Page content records
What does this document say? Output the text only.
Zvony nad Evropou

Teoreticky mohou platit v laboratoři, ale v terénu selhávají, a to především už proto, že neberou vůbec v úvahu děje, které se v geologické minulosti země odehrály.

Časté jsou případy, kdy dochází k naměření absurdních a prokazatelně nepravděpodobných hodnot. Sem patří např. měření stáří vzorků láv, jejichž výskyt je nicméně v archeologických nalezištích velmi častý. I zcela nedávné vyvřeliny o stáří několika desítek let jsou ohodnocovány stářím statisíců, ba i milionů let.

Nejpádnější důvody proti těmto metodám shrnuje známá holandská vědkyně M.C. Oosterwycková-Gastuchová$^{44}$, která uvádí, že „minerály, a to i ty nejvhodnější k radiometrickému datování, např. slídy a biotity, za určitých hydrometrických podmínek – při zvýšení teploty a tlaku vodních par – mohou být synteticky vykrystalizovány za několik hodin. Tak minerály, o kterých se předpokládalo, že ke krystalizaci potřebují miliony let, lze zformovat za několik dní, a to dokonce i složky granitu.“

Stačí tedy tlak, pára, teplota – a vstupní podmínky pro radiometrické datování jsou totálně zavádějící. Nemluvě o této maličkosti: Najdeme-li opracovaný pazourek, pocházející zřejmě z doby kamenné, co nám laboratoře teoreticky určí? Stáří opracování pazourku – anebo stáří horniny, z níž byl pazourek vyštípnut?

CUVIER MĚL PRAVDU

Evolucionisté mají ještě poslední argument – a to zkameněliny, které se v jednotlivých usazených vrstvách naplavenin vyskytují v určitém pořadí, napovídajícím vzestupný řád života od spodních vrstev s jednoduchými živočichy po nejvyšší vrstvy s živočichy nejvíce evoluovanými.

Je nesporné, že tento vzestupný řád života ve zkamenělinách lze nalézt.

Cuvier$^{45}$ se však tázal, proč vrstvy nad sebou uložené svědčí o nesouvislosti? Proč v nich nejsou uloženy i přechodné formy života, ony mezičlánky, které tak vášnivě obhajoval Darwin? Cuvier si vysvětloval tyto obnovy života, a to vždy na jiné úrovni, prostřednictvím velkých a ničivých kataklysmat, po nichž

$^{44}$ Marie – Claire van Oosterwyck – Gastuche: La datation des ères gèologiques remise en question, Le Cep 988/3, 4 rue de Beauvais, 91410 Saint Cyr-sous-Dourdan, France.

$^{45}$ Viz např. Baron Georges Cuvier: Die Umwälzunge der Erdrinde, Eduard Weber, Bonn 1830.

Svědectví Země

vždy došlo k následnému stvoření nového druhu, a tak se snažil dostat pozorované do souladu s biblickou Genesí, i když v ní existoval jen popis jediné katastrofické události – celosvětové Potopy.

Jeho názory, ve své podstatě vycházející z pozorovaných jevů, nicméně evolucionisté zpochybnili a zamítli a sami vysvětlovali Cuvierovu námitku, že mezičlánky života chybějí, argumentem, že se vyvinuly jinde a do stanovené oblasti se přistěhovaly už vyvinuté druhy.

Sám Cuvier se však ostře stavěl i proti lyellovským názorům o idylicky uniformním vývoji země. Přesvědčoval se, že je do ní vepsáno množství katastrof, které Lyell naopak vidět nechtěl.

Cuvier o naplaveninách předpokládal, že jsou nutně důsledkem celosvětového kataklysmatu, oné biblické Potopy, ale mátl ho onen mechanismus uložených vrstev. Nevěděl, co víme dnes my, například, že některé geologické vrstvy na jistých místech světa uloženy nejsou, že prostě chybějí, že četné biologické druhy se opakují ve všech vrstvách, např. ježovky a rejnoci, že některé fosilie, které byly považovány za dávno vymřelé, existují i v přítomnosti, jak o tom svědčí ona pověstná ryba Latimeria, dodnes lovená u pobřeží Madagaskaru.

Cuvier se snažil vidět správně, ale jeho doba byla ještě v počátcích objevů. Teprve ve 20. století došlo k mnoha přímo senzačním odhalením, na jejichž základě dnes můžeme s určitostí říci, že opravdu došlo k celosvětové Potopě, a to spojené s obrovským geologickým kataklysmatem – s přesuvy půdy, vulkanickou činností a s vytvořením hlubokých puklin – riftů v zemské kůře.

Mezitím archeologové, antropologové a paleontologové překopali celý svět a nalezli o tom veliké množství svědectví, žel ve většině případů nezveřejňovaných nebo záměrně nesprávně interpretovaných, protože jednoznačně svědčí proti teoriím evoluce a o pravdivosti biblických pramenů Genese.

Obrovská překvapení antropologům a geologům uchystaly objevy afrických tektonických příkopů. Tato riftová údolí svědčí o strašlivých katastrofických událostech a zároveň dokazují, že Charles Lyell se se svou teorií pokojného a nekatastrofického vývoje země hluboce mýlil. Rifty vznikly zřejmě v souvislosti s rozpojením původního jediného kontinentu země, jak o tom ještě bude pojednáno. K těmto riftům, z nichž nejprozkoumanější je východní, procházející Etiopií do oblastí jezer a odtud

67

What is needed ▸ Your task is to extract all of the records exactly.

Exercise output ▸
What does this document say? Output the text only.
Zvony nad Evropou

Teoreticky mohou platit v laboratoři, ale v terénu selhávají, a to především už proto, že neberou vůbec v úvahu děje, které se v geologické minulosti země odehrály.

Časté jsou případy, kdy dochází k naměření absurdních a prokazatelně nepravděpodobných hodnot. Sem patří např. měření stáří vzorků láv, jejichž výskyt je nicméně v archeologických nalezištích velmi častý. I zcela nedávné vyvřeliny o stáří několika desítek let jsou ohodnocovány stářím statisíců, ba i milionů let.

Nejpádnější důvody proti těmto metodám shrnuje známá holandská vědkyně M.C. Oosterwycková-Gastuchová$^{44}$, která uvádí, že „minerály, a to i ty nejvhodnější k radiometrickému datování, např. slídy a biotity, za určitých hydrometrických podmínek – při zvýšení teploty a tlaku vodních par – mohou být synteticky vykrystalizovány za několik hodin. Tak minerály, o kterých se předpokládalo, že ke krystalizaci potřebují miliony let, lze zformovat za několik dní, a to dokonce i složky granitu.“

Stačí tedy tlak, pára, teplota – a vstupní podmínky pro radiometrické datování jsou totálně zavádějící. Nemluvě o této maličkosti: Najdeme-li opracovaný pazourek, pocházející zřejmě z doby kamenné, co nám laboratoře teoreticky určí? Stáří opracování pazourku – anebo stáří horniny, z níž byl pazourek vyštípnut?

CUVIER MĚL PRAVDU

Evolucionisté mají ještě poslední argument – a to zkameněliny, které se v jednotlivých usazených vrstvách naplavenin vyskytují v určitém pořadí, napovídajícím vzestupný řád života od spodních vrstev s jednoduchými živočichy po nejvyšší vrstvy s živočichy nejvíce evoluovanými.

Je nesporné, že tento vzestupný řád života ve zkamenělinách lze nalézt.

Cuvier$^{45}$ se však tázal, proč vrstvy nad sebou uložené svědčí o nesouvislosti? Proč v nich nejsou uloženy i přechodné formy života, ony mezičlánky, které tak vášnivě obhajoval Darwin? Cuvier si vysvětloval tyto obnovy života, a to vždy na jiné úrovni, prostřednictvím velkých a ničivých kataklysmat, po nichž

$^{44}$ Marie – Claire van Oosterwyck – Gastuche: La datation des ères gèologiques remise en question, Le Cep 988/3, 4 rue de Beauvais, 91410 Saint Cyr-sous-Dourdan, France.

$^{45}$ Viz např. Baron Georges Cuvier: Die Umwälzunge der Erdrinde, Eduard Weber, Bonn 1830.

Svědectví Země

vždy došlo k následnému stvoření nového druhu, a tak se snažil dostat pozorované do souladu s biblickou Genesí, i když v ní existoval jen popis jediné katastrofické události – celosvětové Potopy.

Jeho názory, ve své podstatě vycházející z pozorovaných jevů, nicméně evolucionisté zpochybnili a zamítli a sami vysvětlovali Cuvierovu námitku, že mezičlánky života chybějí, argumentem, že se vyvinuly jinde a do stanovené oblasti se přistěhovaly už vyvinuté druhy.

Sám Cuvier se však ostře stavěl i proti lyellovským názorům o idylicky uniformním vývoji země. Přesvědčoval se, že je do ní vepsáno množství katastrof, které Lyell naopak vidět nechtěl.

Cuvier o naplaveninách předpokládal, že jsou nutně důsledkem celosvětového kataklysmatu, oné biblické Potopy, ale mátl ho onen mechanismus uložených vrstev. Nevěděl, co víme dnes my, například, že některé geologické vrstvy na jistých místech světa uloženy nejsou, že prostě chybějí, že četné biologické druhy se opakují ve všech vrstvách, např. ježovky a rejnoci, že některé fosilie, které byly považovány za dávno vymřelé, existují i v přítomnosti, jak o tom svědčí ona pověstná ryba Latimeria, dodnes lovená u pobřeží Madagaskaru.

Cuvier se snažil vidět správně, ale jeho doba byla ještě v počátcích objevů. Teprve ve 20. století došlo k mnoha přímo senzačním odhalením, na jejichž základě dnes můžeme s určitostí říci, že opravdu došlo k celosvětové Potopě, a to spojené s obrovským geologickým kataklysmatem – s přesuvy půdy, vulkanickou činností a s vytvořením hlubokých puklin – riftů v zemské kůře.

Mezitím archeologové, antropologové a paleontologové překopali celý svět a nalezli o tom veliké množství svědectví, žel ve většině případů nezveřejňovaných nebo záměrně nesprávně interpretovaných, protože jednoznačně svědčí proti teoriím evoluce a o pravdivosti biblických pramenů Genese.

Obrovská překvapení antropologům a geologům uchystaly objevy afrických tektonických příkopů. Tato riftová údolí svědčí o strašlivých katastrofických událostech a zároveň dokazují, že Charles Lyell se se svou teorií pokojného a nekatastrofického vývoje země hluboce mýlil. Rifty vznikly zřejmě v souvislosti s rozpojením původního jediného kontinentu země, jak o tom ještě bude pojednáno. K těmto riftům, z nichž nejprozkoumanější je východní, procházející Etiopií do oblastí jezer a odtud

67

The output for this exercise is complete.